##### MATERIAL SHOWN #####

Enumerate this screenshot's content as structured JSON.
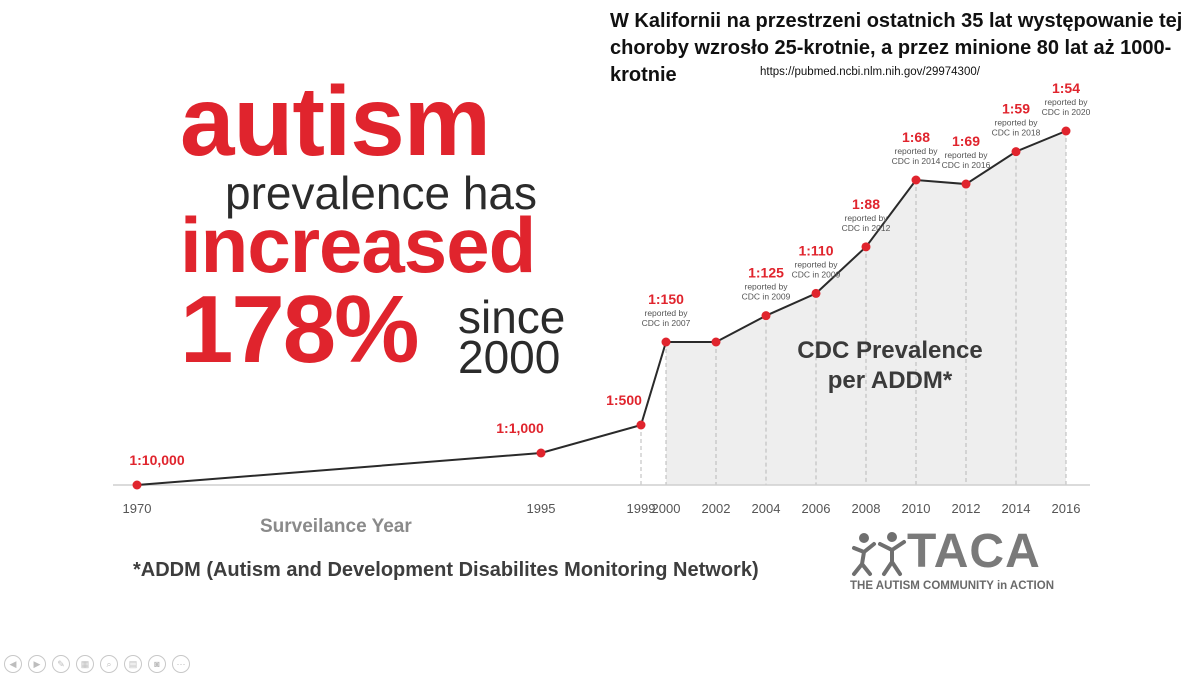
{
  "slide": {
    "title": "W Kalifornii na przestrzeni ostatnich 35 lat występowanie tej choroby wzrosło 25-krotnie, a przez minione 80 lat aż 1000-krotnie",
    "source_url": "https://pubmed.ncbi.nlm.nih.gov/29974300/"
  },
  "infographic": {
    "headline_word": "autism",
    "headline_line2": "prevalence has",
    "headline_line3": "increased",
    "headline_pct": "178%",
    "headline_since": "since",
    "headline_year": "2000",
    "footnote": "*ADDM (Autism and Development Disabilites Monitoring Network)",
    "region_label_line1": "CDC Prevalence",
    "region_label_line2": "per ADDM*",
    "brand_name": "TACA",
    "brand_tagline": "THE AUTISM COMMUNITY in ACTION"
  },
  "colors": {
    "accent": "#e0242d",
    "text_dark": "#2b2b2b",
    "axis_gray": "#8a8a8a",
    "shade": "#eeeeee"
  },
  "chart_data": {
    "type": "line",
    "xlabel": "Surveilance Year",
    "x_ticks": [
      "1970",
      "1995",
      "1999",
      "2000",
      "2002",
      "2004",
      "2006",
      "2008",
      "2010",
      "2012",
      "2014",
      "2016"
    ],
    "points": [
      {
        "x": "1970",
        "label": "1:10,000",
        "note": ""
      },
      {
        "x": "1995",
        "label": "1:1,000",
        "note": ""
      },
      {
        "x": "1999",
        "label": "1:500",
        "note": ""
      },
      {
        "x": "2000",
        "label": "1:150",
        "note": "reported by CDC in 2007"
      },
      {
        "x": "2002",
        "label": "",
        "note": ""
      },
      {
        "x": "2004",
        "label": "1:125",
        "note": "reported by CDC in 2009"
      },
      {
        "x": "2006",
        "label": "1:110",
        "note": "reported by CDC in 2009"
      },
      {
        "x": "2008",
        "label": "1:88",
        "note": "reported by CDC in 2012"
      },
      {
        "x": "2010",
        "label": "1:68",
        "note": "reported by CDC in 2014"
      },
      {
        "x": "2012",
        "label": "1:69",
        "note": "reported by CDC in 2016"
      },
      {
        "x": "2014",
        "label": "1:59",
        "note": "reported by CDC in 2018"
      },
      {
        "x": "2016",
        "label": "1:54",
        "note": "reported by CDC in 2020"
      }
    ],
    "values_per_1000": [
      0.1,
      1,
      2,
      6.7,
      6.7,
      8,
      9.1,
      11.4,
      14.7,
      14.5,
      16.9,
      18.5
    ],
    "shaded_region": [
      "2000",
      "2016"
    ]
  },
  "toolbar": {
    "buttons": [
      {
        "icon": "previous-icon",
        "glyph": "◀"
      },
      {
        "icon": "next-icon",
        "glyph": "▶"
      },
      {
        "icon": "pen-icon",
        "glyph": "✎"
      },
      {
        "icon": "slides-icon",
        "glyph": "▦"
      },
      {
        "icon": "zoom-icon",
        "glyph": "⌕"
      },
      {
        "icon": "subtitles-icon",
        "glyph": "▤"
      },
      {
        "icon": "camera-icon",
        "glyph": "◙"
      },
      {
        "icon": "more-icon",
        "glyph": "⋯"
      }
    ]
  }
}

#####

Omitting all images, print the listing exactly.

Enumerate this screenshot's content as structured JSON.
{
  "slide": {
    "title": "W Kalifornii na przestrzeni ostatnich 35 lat występowanie tej choroby wzrosło 25-krotnie, a przez minione 80 lat aż 1000-krotnie",
    "source_url": "https://pubmed.ncbi.nlm.nih.gov/29974300/"
  },
  "infographic": {
    "headline_word": "autism",
    "headline_line2": "prevalence has",
    "headline_line3": "increased",
    "headline_pct": "178%",
    "headline_since": "since",
    "headline_year": "2000",
    "footnote": "*ADDM (Autism and Development Disabilites Monitoring Network)",
    "region_label_line1": "CDC Prevalence",
    "region_label_line2": "per ADDM*",
    "brand_name": "TACA",
    "brand_tagline": "THE AUTISM COMMUNITY in ACTION"
  },
  "colors": {
    "accent": "#e0242d",
    "text_dark": "#2b2b2b",
    "axis_gray": "#8a8a8a",
    "shade": "#eeeeee"
  },
  "chart_data": {
    "type": "line",
    "xlabel": "Surveilance Year",
    "x_ticks": [
      "1970",
      "1995",
      "1999",
      "2000",
      "2002",
      "2004",
      "2006",
      "2008",
      "2010",
      "2012",
      "2014",
      "2016"
    ],
    "points": [
      {
        "x": "1970",
        "label": "1:10,000",
        "note": ""
      },
      {
        "x": "1995",
        "label": "1:1,000",
        "note": ""
      },
      {
        "x": "1999",
        "label": "1:500",
        "note": ""
      },
      {
        "x": "2000",
        "label": "1:150",
        "note": "reported by CDC in 2007"
      },
      {
        "x": "2002",
        "label": "",
        "note": ""
      },
      {
        "x": "2004",
        "label": "1:125",
        "note": "reported by CDC in 2009"
      },
      {
        "x": "2006",
        "label": "1:110",
        "note": "reported by CDC in 2009"
      },
      {
        "x": "2008",
        "label": "1:88",
        "note": "reported by CDC in 2012"
      },
      {
        "x": "2010",
        "label": "1:68",
        "note": "reported by CDC in 2014"
      },
      {
        "x": "2012",
        "label": "1:69",
        "note": "reported by CDC in 2016"
      },
      {
        "x": "2014",
        "label": "1:59",
        "note": "reported by CDC in 2018"
      },
      {
        "x": "2016",
        "label": "1:54",
        "note": "reported by CDC in 2020"
      }
    ],
    "values_per_1000": [
      0.1,
      1,
      2,
      6.7,
      6.7,
      8,
      9.1,
      11.4,
      14.7,
      14.5,
      16.9,
      18.5
    ],
    "shaded_region": [
      "2000",
      "2016"
    ]
  },
  "toolbar": {
    "buttons": [
      {
        "icon": "previous-icon",
        "glyph": "◀"
      },
      {
        "icon": "next-icon",
        "glyph": "▶"
      },
      {
        "icon": "pen-icon",
        "glyph": "✎"
      },
      {
        "icon": "slides-icon",
        "glyph": "▦"
      },
      {
        "icon": "zoom-icon",
        "glyph": "⌕"
      },
      {
        "icon": "subtitles-icon",
        "glyph": "▤"
      },
      {
        "icon": "camera-icon",
        "glyph": "◙"
      },
      {
        "icon": "more-icon",
        "glyph": "⋯"
      }
    ]
  }
}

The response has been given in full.